● **GIVEN REQUEST**
Extract the full set of records that follows, word for word.
■ ■ ■
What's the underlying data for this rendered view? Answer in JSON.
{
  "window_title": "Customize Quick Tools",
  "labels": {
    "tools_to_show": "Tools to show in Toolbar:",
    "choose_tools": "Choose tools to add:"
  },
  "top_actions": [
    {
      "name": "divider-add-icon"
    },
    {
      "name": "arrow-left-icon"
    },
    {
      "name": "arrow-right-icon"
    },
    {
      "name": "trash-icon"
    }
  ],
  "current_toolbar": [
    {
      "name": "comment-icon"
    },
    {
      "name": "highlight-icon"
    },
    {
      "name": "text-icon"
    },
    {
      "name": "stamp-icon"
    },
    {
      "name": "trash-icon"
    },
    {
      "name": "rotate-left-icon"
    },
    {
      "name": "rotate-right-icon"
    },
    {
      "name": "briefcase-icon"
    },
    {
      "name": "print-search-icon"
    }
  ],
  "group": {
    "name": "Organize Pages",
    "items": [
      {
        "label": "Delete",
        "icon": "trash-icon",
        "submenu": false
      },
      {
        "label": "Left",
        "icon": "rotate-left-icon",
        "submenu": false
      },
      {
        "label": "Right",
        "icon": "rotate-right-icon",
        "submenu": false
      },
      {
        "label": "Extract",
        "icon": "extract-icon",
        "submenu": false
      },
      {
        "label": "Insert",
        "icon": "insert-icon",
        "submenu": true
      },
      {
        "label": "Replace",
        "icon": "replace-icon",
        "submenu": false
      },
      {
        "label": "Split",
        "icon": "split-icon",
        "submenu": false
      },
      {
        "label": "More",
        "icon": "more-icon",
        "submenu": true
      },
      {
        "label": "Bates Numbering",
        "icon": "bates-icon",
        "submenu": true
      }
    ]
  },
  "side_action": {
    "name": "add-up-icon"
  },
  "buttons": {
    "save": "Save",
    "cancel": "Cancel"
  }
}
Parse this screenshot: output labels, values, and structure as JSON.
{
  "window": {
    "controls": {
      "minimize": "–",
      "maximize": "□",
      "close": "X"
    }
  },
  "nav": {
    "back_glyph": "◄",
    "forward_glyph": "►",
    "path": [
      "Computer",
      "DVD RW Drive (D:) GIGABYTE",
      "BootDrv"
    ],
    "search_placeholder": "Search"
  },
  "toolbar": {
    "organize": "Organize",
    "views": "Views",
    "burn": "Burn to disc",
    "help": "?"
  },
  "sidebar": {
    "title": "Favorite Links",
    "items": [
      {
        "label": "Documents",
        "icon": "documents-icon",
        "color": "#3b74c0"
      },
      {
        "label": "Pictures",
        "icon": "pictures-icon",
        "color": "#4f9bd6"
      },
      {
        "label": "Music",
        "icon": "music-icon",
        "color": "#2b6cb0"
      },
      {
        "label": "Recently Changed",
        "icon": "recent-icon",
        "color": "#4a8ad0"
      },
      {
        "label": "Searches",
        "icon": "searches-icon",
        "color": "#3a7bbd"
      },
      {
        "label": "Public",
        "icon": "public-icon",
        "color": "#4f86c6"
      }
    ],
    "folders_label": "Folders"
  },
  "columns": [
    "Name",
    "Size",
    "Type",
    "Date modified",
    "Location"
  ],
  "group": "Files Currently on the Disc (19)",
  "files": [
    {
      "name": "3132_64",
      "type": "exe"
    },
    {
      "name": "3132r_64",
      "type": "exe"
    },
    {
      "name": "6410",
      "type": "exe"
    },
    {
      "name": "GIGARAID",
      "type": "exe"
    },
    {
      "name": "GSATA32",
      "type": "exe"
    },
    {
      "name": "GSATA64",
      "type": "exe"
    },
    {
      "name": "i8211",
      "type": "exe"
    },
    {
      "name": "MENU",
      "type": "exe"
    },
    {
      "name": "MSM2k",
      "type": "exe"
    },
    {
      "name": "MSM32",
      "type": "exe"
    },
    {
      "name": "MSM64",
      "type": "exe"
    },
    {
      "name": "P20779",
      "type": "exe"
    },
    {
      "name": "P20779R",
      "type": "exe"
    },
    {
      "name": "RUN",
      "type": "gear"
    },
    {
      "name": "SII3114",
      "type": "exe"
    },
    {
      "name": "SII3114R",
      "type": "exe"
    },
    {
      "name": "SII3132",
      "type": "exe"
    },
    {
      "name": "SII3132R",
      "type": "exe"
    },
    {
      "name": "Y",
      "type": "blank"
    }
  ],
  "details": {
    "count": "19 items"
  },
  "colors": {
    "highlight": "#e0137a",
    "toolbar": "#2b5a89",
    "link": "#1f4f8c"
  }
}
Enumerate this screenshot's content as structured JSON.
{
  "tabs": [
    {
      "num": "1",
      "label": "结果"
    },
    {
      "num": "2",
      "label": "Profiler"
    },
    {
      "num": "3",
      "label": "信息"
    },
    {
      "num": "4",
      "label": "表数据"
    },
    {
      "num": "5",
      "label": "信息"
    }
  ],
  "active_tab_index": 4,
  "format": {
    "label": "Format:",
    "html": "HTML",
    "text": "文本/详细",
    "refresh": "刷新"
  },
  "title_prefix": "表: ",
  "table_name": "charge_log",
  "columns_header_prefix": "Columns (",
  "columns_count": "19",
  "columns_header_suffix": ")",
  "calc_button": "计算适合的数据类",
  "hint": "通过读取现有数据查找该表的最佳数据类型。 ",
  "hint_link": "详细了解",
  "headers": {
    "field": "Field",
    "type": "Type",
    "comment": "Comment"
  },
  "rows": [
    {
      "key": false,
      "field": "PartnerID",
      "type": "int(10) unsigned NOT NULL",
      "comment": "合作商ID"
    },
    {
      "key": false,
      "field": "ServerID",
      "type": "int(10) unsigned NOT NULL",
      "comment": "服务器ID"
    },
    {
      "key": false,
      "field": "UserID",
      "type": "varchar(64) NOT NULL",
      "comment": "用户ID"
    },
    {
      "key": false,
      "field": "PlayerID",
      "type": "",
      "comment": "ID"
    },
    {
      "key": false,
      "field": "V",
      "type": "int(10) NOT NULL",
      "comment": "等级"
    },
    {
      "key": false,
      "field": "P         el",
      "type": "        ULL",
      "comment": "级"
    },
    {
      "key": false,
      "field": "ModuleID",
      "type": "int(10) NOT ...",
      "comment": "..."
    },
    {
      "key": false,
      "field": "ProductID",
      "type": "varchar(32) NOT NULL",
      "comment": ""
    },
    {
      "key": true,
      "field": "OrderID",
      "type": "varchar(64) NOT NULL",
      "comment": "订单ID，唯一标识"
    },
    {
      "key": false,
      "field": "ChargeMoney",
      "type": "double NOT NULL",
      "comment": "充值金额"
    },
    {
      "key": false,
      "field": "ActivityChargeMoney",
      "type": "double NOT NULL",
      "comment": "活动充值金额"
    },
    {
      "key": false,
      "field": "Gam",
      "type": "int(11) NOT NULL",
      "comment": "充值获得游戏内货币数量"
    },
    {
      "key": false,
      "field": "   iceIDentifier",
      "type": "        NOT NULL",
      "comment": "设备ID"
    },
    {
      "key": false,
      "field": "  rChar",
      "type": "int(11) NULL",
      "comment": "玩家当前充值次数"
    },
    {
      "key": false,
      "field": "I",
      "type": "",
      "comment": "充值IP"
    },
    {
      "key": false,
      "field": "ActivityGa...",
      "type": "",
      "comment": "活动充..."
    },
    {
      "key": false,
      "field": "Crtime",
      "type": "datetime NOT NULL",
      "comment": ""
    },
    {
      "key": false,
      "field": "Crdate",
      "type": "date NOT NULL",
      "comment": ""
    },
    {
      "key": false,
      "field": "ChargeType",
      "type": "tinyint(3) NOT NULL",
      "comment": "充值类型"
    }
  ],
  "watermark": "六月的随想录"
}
■ ■ ■
● **THE OUTPUT**
What's the underlying data for this rendered view? Answer in JSON.
{
  "window_title": "Customize Quick Tools",
  "labels": {
    "tools_to_show": "Tools to show in Toolbar:",
    "choose_tools": "Choose tools to add:"
  },
  "top_actions": [
    {
      "name": "divider-add-icon"
    },
    {
      "name": "arrow-left-icon"
    },
    {
      "name": "arrow-right-icon"
    },
    {
      "name": "trash-icon"
    }
  ],
  "current_toolbar": [
    {
      "name": "comment-icon"
    },
    {
      "name": "highlight-icon"
    },
    {
      "name": "text-icon"
    },
    {
      "name": "stamp-icon"
    },
    {
      "name": "trash-icon"
    },
    {
      "name": "rotate-left-icon"
    },
    {
      "name": "rotate-right-icon"
    },
    {
      "name": "briefcase-icon"
    },
    {
      "name": "print-search-icon"
    }
  ],
  "group": {
    "name": "Organize Pages",
    "items": [
      {
        "label": "Delete",
        "icon": "trash-icon",
        "submenu": false
      },
      {
        "label": "Left",
        "icon": "rotate-left-icon",
        "submenu": false
      },
      {
        "label": "Right",
        "icon": "rotate-right-icon",
        "submenu": false
      },
      {
        "label": "Extract",
        "icon": "extract-icon",
        "submenu": false
      },
      {
        "label": "Insert",
        "icon": "insert-icon",
        "submenu": true
      },
      {
        "label": "Replace",
        "icon": "replace-icon",
        "submenu": false
      },
      {
        "label": "Split",
        "icon": "split-icon",
        "submenu": false
      },
      {
        "label": "More",
        "icon": "more-icon",
        "submenu": true
      },
      {
        "label": "Bates Numbering",
        "icon": "bates-icon",
        "submenu": true
      }
    ]
  },
  "side_action": {
    "name": "add-up-icon"
  },
  "buttons": {
    "save": "Save",
    "cancel": "Cancel"
  }
}
Parse this screenshot: output labels, values, and structure as JSON.
{
  "window": {
    "controls": {
      "minimize": "–",
      "maximize": "□",
      "close": "X"
    }
  },
  "nav": {
    "back_glyph": "◄",
    "forward_glyph": "►",
    "path": [
      "Computer",
      "DVD RW Drive (D:) GIGABYTE",
      "BootDrv"
    ],
    "search_placeholder": "Search"
  },
  "toolbar": {
    "organize": "Organize",
    "views": "Views",
    "burn": "Burn to disc",
    "help": "?"
  },
  "sidebar": {
    "title": "Favorite Links",
    "items": [
      {
        "label": "Documents",
        "icon": "documents-icon",
        "color": "#3b74c0"
      },
      {
        "label": "Pictures",
        "icon": "pictures-icon",
        "color": "#4f9bd6"
      },
      {
        "label": "Music",
        "icon": "music-icon",
        "color": "#2b6cb0"
      },
      {
        "label": "Recently Changed",
        "icon": "recent-icon",
        "color": "#4a8ad0"
      },
      {
        "label": "Searches",
        "icon": "searches-icon",
        "color": "#3a7bbd"
      },
      {
        "label": "Public",
        "icon": "public-icon",
        "color": "#4f86c6"
      }
    ],
    "folders_label": "Folders"
  },
  "columns": [
    "Name",
    "Size",
    "Type",
    "Date modified",
    "Location"
  ],
  "group": "Files Currently on the Disc (19)",
  "files": [
    {
      "name": "3132_64",
      "type": "exe"
    },
    {
      "name": "3132r_64",
      "type": "exe"
    },
    {
      "name": "6410",
      "type": "exe"
    },
    {
      "name": "GIGARAID",
      "type": "exe"
    },
    {
      "name": "GSATA32",
      "type": "exe"
    },
    {
      "name": "GSATA64",
      "type": "exe"
    },
    {
      "name": "i8211",
      "type": "exe"
    },
    {
      "name": "MENU",
      "type": "exe"
    },
    {
      "name": "MSM2k",
      "type": "exe"
    },
    {
      "name": "MSM32",
      "type": "exe"
    },
    {
      "name": "MSM64",
      "type": "exe"
    },
    {
      "name": "P20779",
      "type": "exe"
    },
    {
      "name": "P20779R",
      "type": "exe"
    },
    {
      "name": "RUN",
      "type": "gear"
    },
    {
      "name": "SII3114",
      "type": "exe"
    },
    {
      "name": "SII3114R",
      "type": "exe"
    },
    {
      "name": "SII3132",
      "type": "exe"
    },
    {
      "name": "SII3132R",
      "type": "exe"
    },
    {
      "name": "Y",
      "type": "blank"
    }
  ],
  "details": {
    "count": "19 items"
  },
  "colors": {
    "highlight": "#e0137a",
    "toolbar": "#2b5a89",
    "link": "#1f4f8c"
  }
}
Enumerate this screenshot's content as structured JSON.
{
  "tabs": [
    {
      "num": "1",
      "label": "结果"
    },
    {
      "num": "2",
      "label": "Profiler"
    },
    {
      "num": "3",
      "label": "信息"
    },
    {
      "num": "4",
      "label": "表数据"
    },
    {
      "num": "5",
      "label": "信息"
    }
  ],
  "active_tab_index": 4,
  "format": {
    "label": "Format:",
    "html": "HTML",
    "text": "文本/详细",
    "refresh": "刷新"
  },
  "title_prefix": "表: ",
  "table_name": "charge_log",
  "columns_header_prefix": "Columns (",
  "columns_count": "19",
  "columns_header_suffix": ")",
  "calc_button": "计算适合的数据类",
  "hint": "通过读取现有数据查找该表的最佳数据类型。 ",
  "hint_link": "详细了解",
  "headers": {
    "field": "Field",
    "type": "Type",
    "comment": "Comment"
  },
  "rows": [
    {
      "key": false,
      "field": "PartnerID",
      "type": "int(10) unsigned NOT NULL",
      "comment": "合作商ID"
    },
    {
      "key": false,
      "field": "ServerID",
      "type": "int(10) unsigned NOT NULL",
      "comment": "服务器ID"
    },
    {
      "key": false,
      "field": "UserID",
      "type": "varchar(64) NOT NULL",
      "comment": "用户ID"
    },
    {
      "key": false,
      "field": "PlayerID",
      "type": "",
      "comment": "ID"
    },
    {
      "key": false,
      "field": "V",
      "type": "int(10) NOT NULL",
      "comment": "等级"
    },
    {
      "key": false,
      "field": "P         el",
      "type": "        ULL",
      "comment": "级"
    },
    {
      "key": false,
      "field": "ModuleID",
      "type": "int(10) NOT ...",
      "comment": "..."
    },
    {
      "key": false,
      "field": "ProductID",
      "type": "varchar(32) NOT NULL",
      "comment": ""
    },
    {
      "key": true,
      "field": "OrderID",
      "type": "varchar(64) NOT NULL",
      "comment": "订单ID，唯一标识"
    },
    {
      "key": false,
      "field": "ChargeMoney",
      "type": "double NOT NULL",
      "comment": "充值金额"
    },
    {
      "key": false,
      "field": "ActivityChargeMoney",
      "type": "double NOT NULL",
      "comment": "活动充值金额"
    },
    {
      "key": false,
      "field": "Gam",
      "type": "int(11) NOT NULL",
      "comment": "充值获得游戏内货币数量"
    },
    {
      "key": false,
      "field": "   iceIDentifier",
      "type": "        NOT NULL",
      "comment": "设备ID"
    },
    {
      "key": false,
      "field": "  rChar",
      "type": "int(11) NULL",
      "comment": "玩家当前充值次数"
    },
    {
      "key": false,
      "field": "I",
      "type": "",
      "comment": "充值IP"
    },
    {
      "key": false,
      "field": "ActivityGa...",
      "type": "",
      "comment": "活动充..."
    },
    {
      "key": false,
      "field": "Crtime",
      "type": "datetime NOT NULL",
      "comment": ""
    },
    {
      "key": false,
      "field": "Crdate",
      "type": "date NOT NULL",
      "comment": ""
    },
    {
      "key": false,
      "field": "ChargeType",
      "type": "tinyint(3) NOT NULL",
      "comment": "充值类型"
    }
  ],
  "watermark": "六月的随想录"
}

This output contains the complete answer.